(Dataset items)
begin

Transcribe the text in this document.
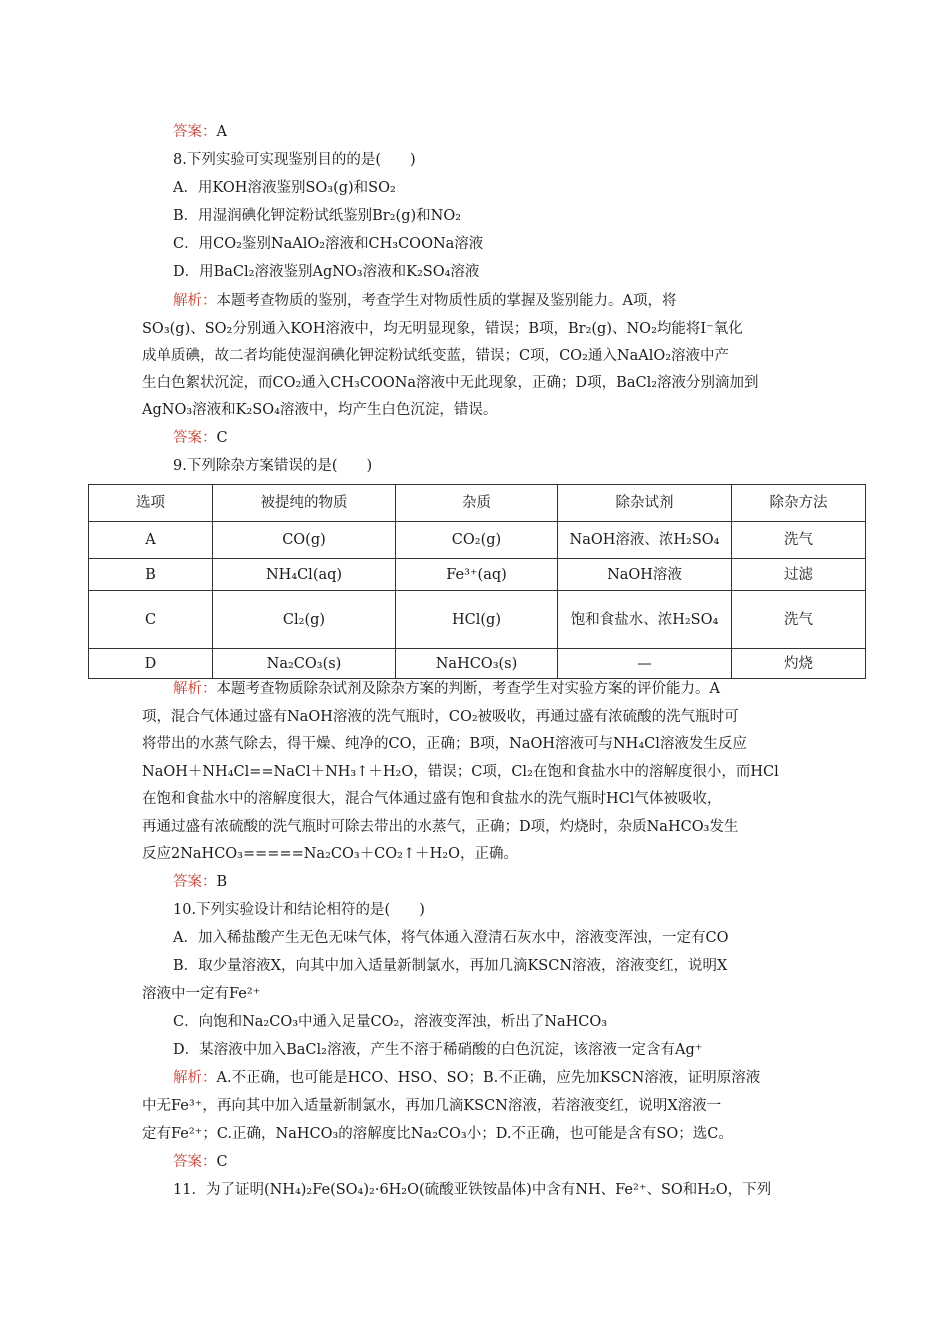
答案：A
8.下列实验可实现鉴别目的的是(　　)
A．用KOH溶液鉴别SO₃(g)和SO₂
B．用湿润碘化钾淀粉试纸鉴别Br₂(g)和NO₂
C．用CO₂鉴别NaAlO₂溶液和CH₃COONa溶液
D．用BaCl₂溶液鉴别AgNO₃溶液和K₂SO₄溶液
解析：本题考查物质的鉴别，考查学生对物质性质的掌握及鉴别能力。A项，将
SO₃(g)、SO₂分别通入KOH溶液中，均无明显现象，错误；B项，Br₂(g)、NO₂均能将I⁻氧化
成单质碘，故二者均能使湿润碘化钾淀粉试纸变蓝，错误；C项，CO₂通入NaAlO₂溶液中产
生白色絮状沉淀，而CO₂通入CH₃COONa溶液中无此现象，正确；D项，BaCl₂溶液分别滴加到
AgNO₃溶液和K₂SO₄溶液中，均产生白色沉淀，错误。
答案：C
9.下列除杂方案错误的是(　　)
选项	被提纯的物质	杂质	除杂试剂	除杂方法
A	CO(g)	CO₂(g)	NaOH溶液、浓H₂SO₄	洗气
B	NH₄Cl(aq)	Fe³⁺(aq)	NaOH溶液	过滤
C	Cl₂(g)	HCl(g)	饱和食盐水、浓H₂SO₄	洗气
D	Na₂CO₃(s)	NaHCO₃(s)	—	灼烧
解析：本题考查物质除杂试剂及除杂方案的判断，考查学生对实验方案的评价能力。A
项，混合气体通过盛有NaOH溶液的洗气瓶时，CO₂被吸收，再通过盛有浓硫酸的洗气瓶时可
将带出的水蒸气除去，得干燥、纯净的CO，正确；B项，NaOH溶液可与NH₄Cl溶液发生反应
NaOH＋NH₄Cl==NaCl＋NH₃↑＋H₂O，错误；C项，Cl₂在饱和食盐水中的溶解度很小，而HCl
在饱和食盐水中的溶解度很大，混合气体通过盛有饱和食盐水的洗气瓶时HCl气体被吸收，
再通过盛有浓硫酸的洗气瓶时可除去带出的水蒸气，正确；D项，灼烧时，杂质NaHCO₃发生
反应2NaHCO₃=====Na₂CO₃＋CO₂↑＋H₂O，正确。
答案：B
10.下列实验设计和结论相符的是(　　)
A．加入稀盐酸产生无色无味气体，将气体通入澄清石灰水中，溶液变浑浊，一定有CO
B．取少量溶液X，向其中加入适量新制氯水，再加几滴KSCN溶液，溶液变红，说明X
溶液中一定有Fe²⁺
C．向饱和Na₂CO₃中通入足量CO₂，溶液变浑浊，析出了NaHCO₃
D．某溶液中加入BaCl₂溶液，产生不溶于稀硝酸的白色沉淀，该溶液一定含有Ag⁺
解析：A.不正确，也可能是HCO、HSO、SO；B.不正确，应先加KSCN溶液，证明原溶液
中无Fe³⁺，再向其中加入适量新制氯水，再加几滴KSCN溶液，若溶液变红，说明X溶液一
定有Fe²⁺；C.正确，NaHCO₃的溶解度比Na₂CO₃小；D.不正确，也可能是含有SO；选C。
答案：C
11．为了证明(NH₄)₂Fe(SO₄)₂·6H₂O(硫酸亚铁铵晶体)中含有NH、Fe²⁺、SO和H₂O，下列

end

(SET TASK): Without including any pictures, reproduce the listing exactly.

(RESULT FOR THIS EXERCISE):
Transcribe the text in this document.
答案：A
8.下列实验可实现鉴别目的的是(　　)
A．用KOH溶液鉴别SO₃(g)和SO₂
B．用湿润碘化钾淀粉试纸鉴别Br₂(g)和NO₂
C．用CO₂鉴别NaAlO₂溶液和CH₃COONa溶液
D．用BaCl₂溶液鉴别AgNO₃溶液和K₂SO₄溶液
解析：本题考查物质的鉴别，考查学生对物质性质的掌握及鉴别能力。A项，将
SO₃(g)、SO₂分别通入KOH溶液中，均无明显现象，错误；B项，Br₂(g)、NO₂均能将I⁻氧化
成单质碘，故二者均能使湿润碘化钾淀粉试纸变蓝，错误；C项，CO₂通入NaAlO₂溶液中产
生白色絮状沉淀，而CO₂通入CH₃COONa溶液中无此现象，正确；D项，BaCl₂溶液分别滴加到
AgNO₃溶液和K₂SO₄溶液中，均产生白色沉淀，错误。
答案：C
9.下列除杂方案错误的是(　　)
选项	被提纯的物质	杂质	除杂试剂	除杂方法
A	CO(g)	CO₂(g)	NaOH溶液、浓H₂SO₄	洗气
B	NH₄Cl(aq)	Fe³⁺(aq)	NaOH溶液	过滤
C	Cl₂(g)	HCl(g)	饱和食盐水、浓H₂SO₄	洗气
D	Na₂CO₃(s)	NaHCO₃(s)	—	灼烧
解析：本题考查物质除杂试剂及除杂方案的判断，考查学生对实验方案的评价能力。A
项，混合气体通过盛有NaOH溶液的洗气瓶时，CO₂被吸收，再通过盛有浓硫酸的洗气瓶时可
将带出的水蒸气除去，得干燥、纯净的CO，正确；B项，NaOH溶液可与NH₄Cl溶液发生反应
NaOH＋NH₄Cl==NaCl＋NH₃↑＋H₂O，错误；C项，Cl₂在饱和食盐水中的溶解度很小，而HCl
在饱和食盐水中的溶解度很大，混合气体通过盛有饱和食盐水的洗气瓶时HCl气体被吸收，
再通过盛有浓硫酸的洗气瓶时可除去带出的水蒸气，正确；D项，灼烧时，杂质NaHCO₃发生
反应2NaHCO₃=====Na₂CO₃＋CO₂↑＋H₂O，正确。
答案：B
10.下列实验设计和结论相符的是(　　)
A．加入稀盐酸产生无色无味气体，将气体通入澄清石灰水中，溶液变浑浊，一定有CO
B．取少量溶液X，向其中加入适量新制氯水，再加几滴KSCN溶液，溶液变红，说明X
溶液中一定有Fe²⁺
C．向饱和Na₂CO₃中通入足量CO₂，溶液变浑浊，析出了NaHCO₃
D．某溶液中加入BaCl₂溶液，产生不溶于稀硝酸的白色沉淀，该溶液一定含有Ag⁺
解析：A.不正确，也可能是HCO、HSO、SO；B.不正确，应先加KSCN溶液，证明原溶液
中无Fe³⁺，再向其中加入适量新制氯水，再加几滴KSCN溶液，若溶液变红，说明X溶液一
定有Fe²⁺；C.正确，NaHCO₃的溶解度比Na₂CO₃小；D.不正确，也可能是含有SO；选C。
答案：C
11．为了证明(NH₄)₂Fe(SO₄)₂·6H₂O(硫酸亚铁铵晶体)中含有NH、Fe²⁺、SO和H₂O，下列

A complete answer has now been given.